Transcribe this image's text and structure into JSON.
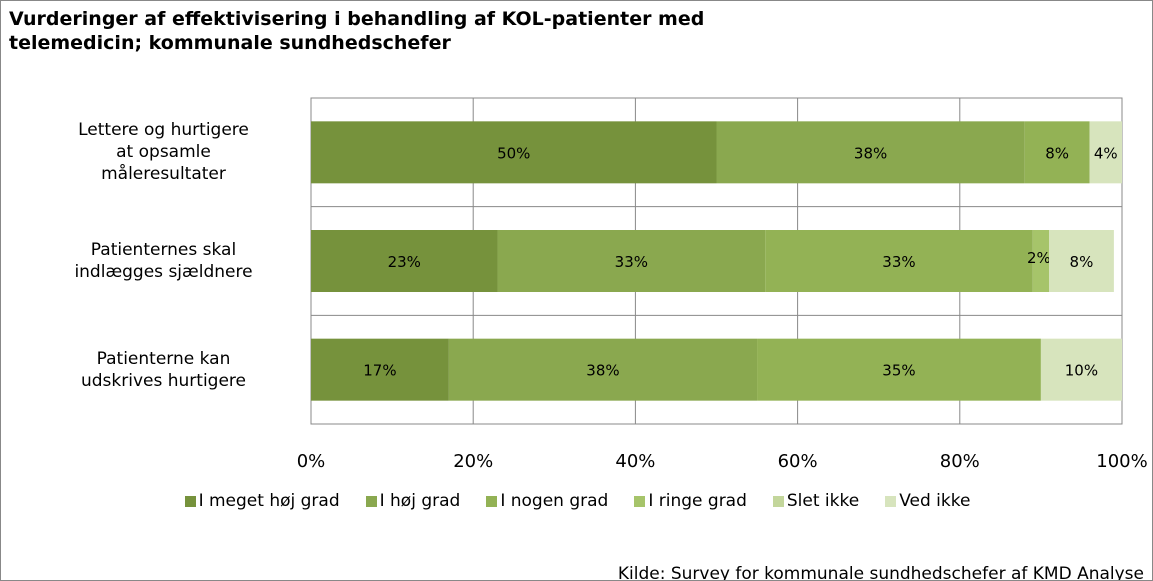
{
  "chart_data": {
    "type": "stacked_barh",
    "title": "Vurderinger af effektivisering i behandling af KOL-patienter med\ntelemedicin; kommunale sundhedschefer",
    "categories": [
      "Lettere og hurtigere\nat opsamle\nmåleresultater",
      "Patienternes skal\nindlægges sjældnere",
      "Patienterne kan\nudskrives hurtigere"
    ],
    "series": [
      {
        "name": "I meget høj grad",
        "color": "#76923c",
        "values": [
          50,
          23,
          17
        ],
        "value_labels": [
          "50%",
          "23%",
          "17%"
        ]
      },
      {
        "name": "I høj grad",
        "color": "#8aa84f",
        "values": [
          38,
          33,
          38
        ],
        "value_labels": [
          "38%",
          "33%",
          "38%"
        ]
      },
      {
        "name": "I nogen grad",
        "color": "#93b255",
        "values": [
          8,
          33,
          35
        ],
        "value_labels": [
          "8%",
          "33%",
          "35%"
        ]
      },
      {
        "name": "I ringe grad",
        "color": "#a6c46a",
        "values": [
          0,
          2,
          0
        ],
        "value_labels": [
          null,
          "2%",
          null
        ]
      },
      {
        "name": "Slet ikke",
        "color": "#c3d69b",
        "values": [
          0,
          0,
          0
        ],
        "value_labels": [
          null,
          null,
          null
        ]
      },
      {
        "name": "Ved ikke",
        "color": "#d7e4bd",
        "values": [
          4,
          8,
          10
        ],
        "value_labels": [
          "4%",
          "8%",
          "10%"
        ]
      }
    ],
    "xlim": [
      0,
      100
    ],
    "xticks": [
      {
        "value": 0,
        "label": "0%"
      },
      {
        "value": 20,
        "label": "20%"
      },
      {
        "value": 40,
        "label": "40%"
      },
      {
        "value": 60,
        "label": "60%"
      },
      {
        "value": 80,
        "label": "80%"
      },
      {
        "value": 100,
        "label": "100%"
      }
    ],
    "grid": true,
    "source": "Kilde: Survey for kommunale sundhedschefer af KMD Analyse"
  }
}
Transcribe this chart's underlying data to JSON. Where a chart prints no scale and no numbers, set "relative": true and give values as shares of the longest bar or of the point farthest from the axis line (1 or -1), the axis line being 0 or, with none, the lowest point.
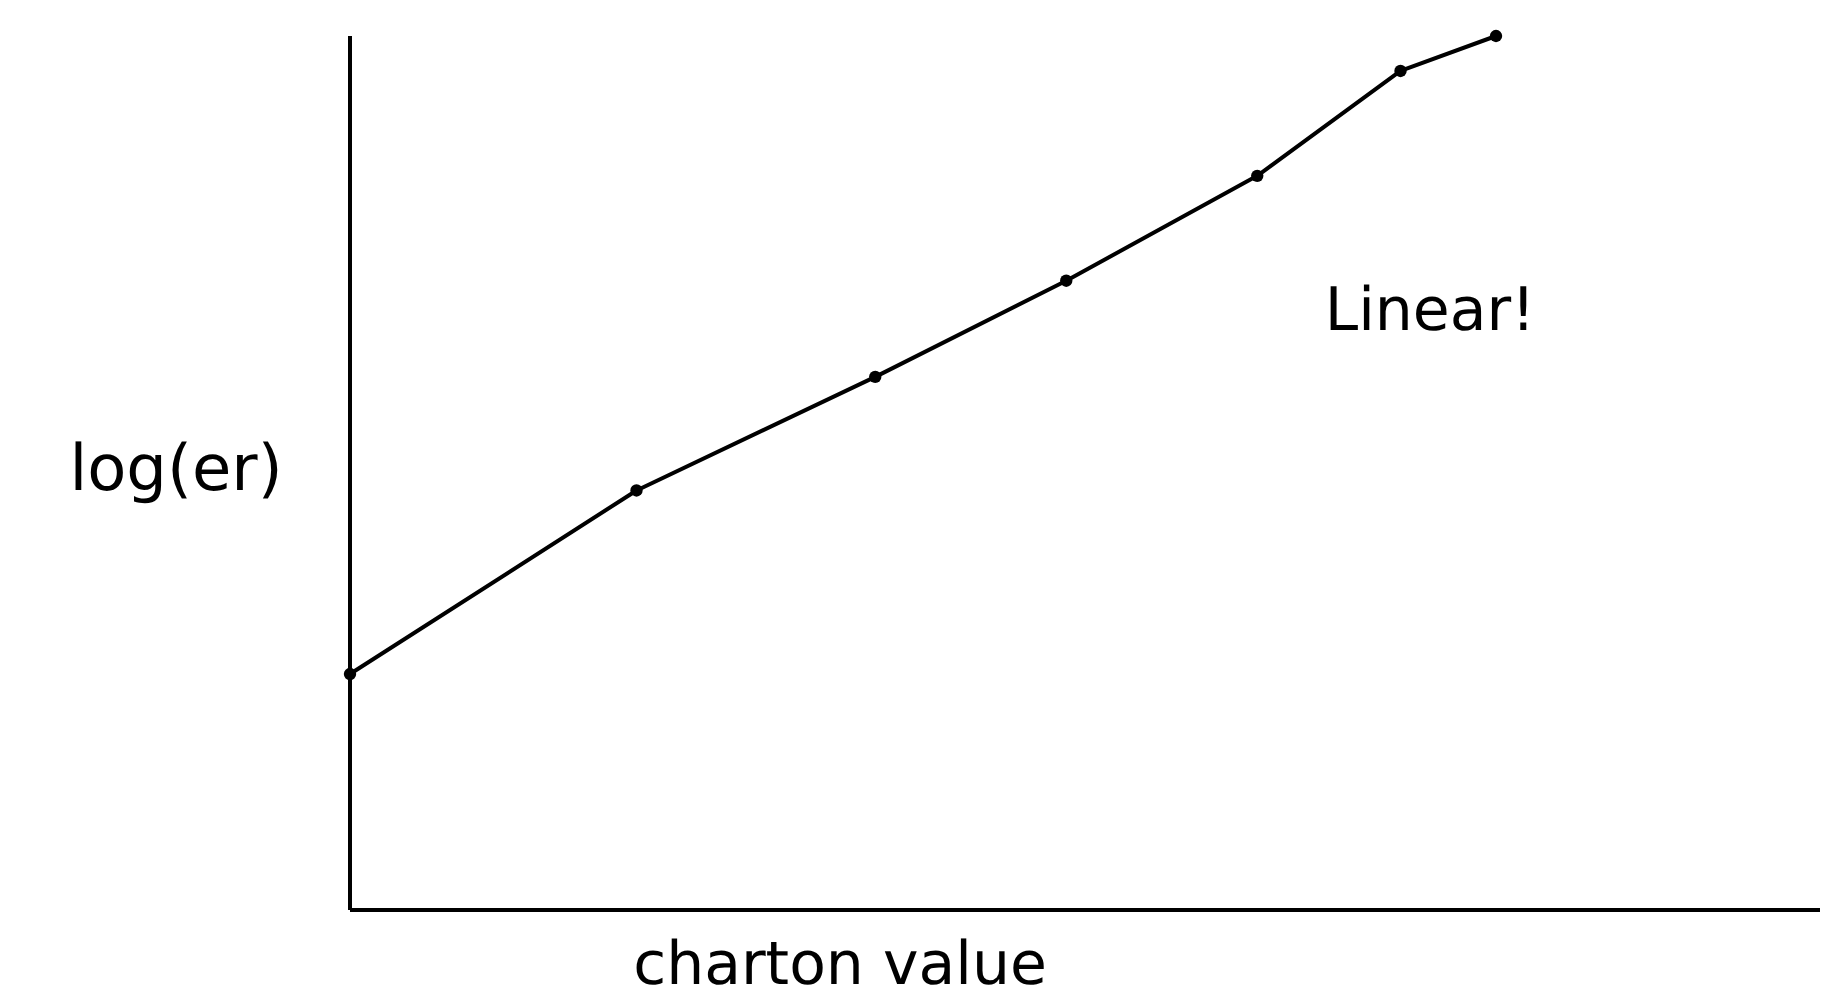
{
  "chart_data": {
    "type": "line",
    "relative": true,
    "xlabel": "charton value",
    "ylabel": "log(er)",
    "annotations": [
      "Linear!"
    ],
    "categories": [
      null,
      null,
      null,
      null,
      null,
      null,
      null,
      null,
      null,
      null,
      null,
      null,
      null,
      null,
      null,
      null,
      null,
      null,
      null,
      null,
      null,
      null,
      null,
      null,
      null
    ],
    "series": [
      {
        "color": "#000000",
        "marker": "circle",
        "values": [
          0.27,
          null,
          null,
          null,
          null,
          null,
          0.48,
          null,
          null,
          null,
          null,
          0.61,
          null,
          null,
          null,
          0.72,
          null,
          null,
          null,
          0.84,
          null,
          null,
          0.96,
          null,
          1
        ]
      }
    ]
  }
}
━━━━━━━━
Return every line holding the word "sundhedschefer" from the records.

Response to the task:
    "title": "Vurderinger af effektivisering i behandling af KOL-patienter med\ntelemedicin; kommunale sundhedschefer",
    "source": "Kilde: Survey for kommunale sundhedschefer af KMD Analyse"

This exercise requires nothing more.